Written task> Write out every single entry exactly.

## START Records to use

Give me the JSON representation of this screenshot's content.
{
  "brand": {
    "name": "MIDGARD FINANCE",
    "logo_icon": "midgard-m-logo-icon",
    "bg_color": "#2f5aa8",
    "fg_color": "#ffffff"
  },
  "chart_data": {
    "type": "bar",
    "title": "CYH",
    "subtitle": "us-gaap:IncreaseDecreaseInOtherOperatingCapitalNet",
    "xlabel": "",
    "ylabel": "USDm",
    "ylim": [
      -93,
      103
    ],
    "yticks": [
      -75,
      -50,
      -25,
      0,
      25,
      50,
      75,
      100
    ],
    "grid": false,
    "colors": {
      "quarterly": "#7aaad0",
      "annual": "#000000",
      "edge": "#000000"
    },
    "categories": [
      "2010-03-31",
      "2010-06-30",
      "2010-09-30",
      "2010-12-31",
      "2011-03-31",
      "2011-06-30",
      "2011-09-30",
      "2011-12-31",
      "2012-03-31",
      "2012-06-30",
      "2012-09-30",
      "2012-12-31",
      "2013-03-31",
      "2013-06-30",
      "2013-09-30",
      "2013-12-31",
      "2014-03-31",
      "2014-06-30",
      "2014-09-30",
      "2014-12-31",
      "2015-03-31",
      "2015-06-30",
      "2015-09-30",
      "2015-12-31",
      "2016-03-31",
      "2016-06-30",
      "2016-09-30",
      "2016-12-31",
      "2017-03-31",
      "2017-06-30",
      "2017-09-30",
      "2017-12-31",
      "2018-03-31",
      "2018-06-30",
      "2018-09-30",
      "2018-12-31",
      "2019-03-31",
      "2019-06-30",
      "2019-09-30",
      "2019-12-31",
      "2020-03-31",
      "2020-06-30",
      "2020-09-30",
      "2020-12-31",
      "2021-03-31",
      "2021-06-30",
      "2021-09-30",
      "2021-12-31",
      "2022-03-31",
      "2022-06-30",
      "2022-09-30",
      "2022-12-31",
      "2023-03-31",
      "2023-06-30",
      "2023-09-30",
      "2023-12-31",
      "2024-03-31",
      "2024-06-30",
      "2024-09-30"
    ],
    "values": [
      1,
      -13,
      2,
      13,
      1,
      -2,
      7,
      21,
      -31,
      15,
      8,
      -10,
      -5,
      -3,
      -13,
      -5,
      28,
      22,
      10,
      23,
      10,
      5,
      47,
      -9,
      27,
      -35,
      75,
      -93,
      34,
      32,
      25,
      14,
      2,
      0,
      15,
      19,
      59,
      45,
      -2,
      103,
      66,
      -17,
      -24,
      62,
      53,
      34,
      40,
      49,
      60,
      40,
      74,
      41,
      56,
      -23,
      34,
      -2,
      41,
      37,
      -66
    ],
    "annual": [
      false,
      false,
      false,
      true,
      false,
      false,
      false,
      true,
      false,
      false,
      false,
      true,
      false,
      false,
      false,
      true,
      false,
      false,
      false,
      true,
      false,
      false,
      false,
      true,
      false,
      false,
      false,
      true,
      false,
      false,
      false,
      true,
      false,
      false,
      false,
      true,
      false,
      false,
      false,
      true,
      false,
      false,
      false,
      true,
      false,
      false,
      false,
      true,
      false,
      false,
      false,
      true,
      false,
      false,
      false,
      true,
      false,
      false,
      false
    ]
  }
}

## END Records to use

Written solution>
Give me the JSON representation of this screenshot's content.
{
  "brand": {
    "name": "MIDGARD FINANCE",
    "logo_icon": "midgard-m-logo-icon",
    "bg_color": "#2f5aa8",
    "fg_color": "#ffffff"
  },
  "chart_data": {
    "type": "bar",
    "title": "CYH",
    "subtitle": "us-gaap:IncreaseDecreaseInOtherOperatingCapitalNet",
    "xlabel": "",
    "ylabel": "USDm",
    "ylim": [
      -93,
      103
    ],
    "yticks": [
      -75,
      -50,
      -25,
      0,
      25,
      50,
      75,
      100
    ],
    "grid": false,
    "colors": {
      "quarterly": "#7aaad0",
      "annual": "#000000",
      "edge": "#000000"
    },
    "categories": [
      "2010-03-31",
      "2010-06-30",
      "2010-09-30",
      "2010-12-31",
      "2011-03-31",
      "2011-06-30",
      "2011-09-30",
      "2011-12-31",
      "2012-03-31",
      "2012-06-30",
      "2012-09-30",
      "2012-12-31",
      "2013-03-31",
      "2013-06-30",
      "2013-09-30",
      "2013-12-31",
      "2014-03-31",
      "2014-06-30",
      "2014-09-30",
      "2014-12-31",
      "2015-03-31",
      "2015-06-30",
      "2015-09-30",
      "2015-12-31",
      "2016-03-31",
      "2016-06-30",
      "2016-09-30",
      "2016-12-31",
      "2017-03-31",
      "2017-06-30",
      "2017-09-30",
      "2017-12-31",
      "2018-03-31",
      "2018-06-30",
      "2018-09-30",
      "2018-12-31",
      "2019-03-31",
      "2019-06-30",
      "2019-09-30",
      "2019-12-31",
      "2020-03-31",
      "2020-06-30",
      "2020-09-30",
      "2020-12-31",
      "2021-03-31",
      "2021-06-30",
      "2021-09-30",
      "2021-12-31",
      "2022-03-31",
      "2022-06-30",
      "2022-09-30",
      "2022-12-31",
      "2023-03-31",
      "2023-06-30",
      "2023-09-30",
      "2023-12-31",
      "2024-03-31",
      "2024-06-30",
      "2024-09-30"
    ],
    "values": [
      1,
      -13,
      2,
      13,
      1,
      -2,
      7,
      21,
      -31,
      15,
      8,
      -10,
      -5,
      -3,
      -13,
      -5,
      28,
      22,
      10,
      23,
      10,
      5,
      47,
      -9,
      27,
      -35,
      75,
      -93,
      34,
      32,
      25,
      14,
      2,
      0,
      15,
      19,
      59,
      45,
      -2,
      103,
      66,
      -17,
      -24,
      62,
      53,
      34,
      40,
      49,
      60,
      40,
      74,
      41,
      56,
      -23,
      34,
      -2,
      41,
      37,
      -66
    ],
    "annual": [
      false,
      false,
      false,
      true,
      false,
      false,
      false,
      true,
      false,
      false,
      false,
      true,
      false,
      false,
      false,
      true,
      false,
      false,
      false,
      true,
      false,
      false,
      false,
      true,
      false,
      false,
      false,
      true,
      false,
      false,
      false,
      true,
      false,
      false,
      false,
      true,
      false,
      false,
      false,
      true,
      false,
      false,
      false,
      true,
      false,
      false,
      false,
      true,
      false,
      false,
      false,
      true,
      false,
      false,
      false,
      true,
      false,
      false,
      false
    ]
  }
}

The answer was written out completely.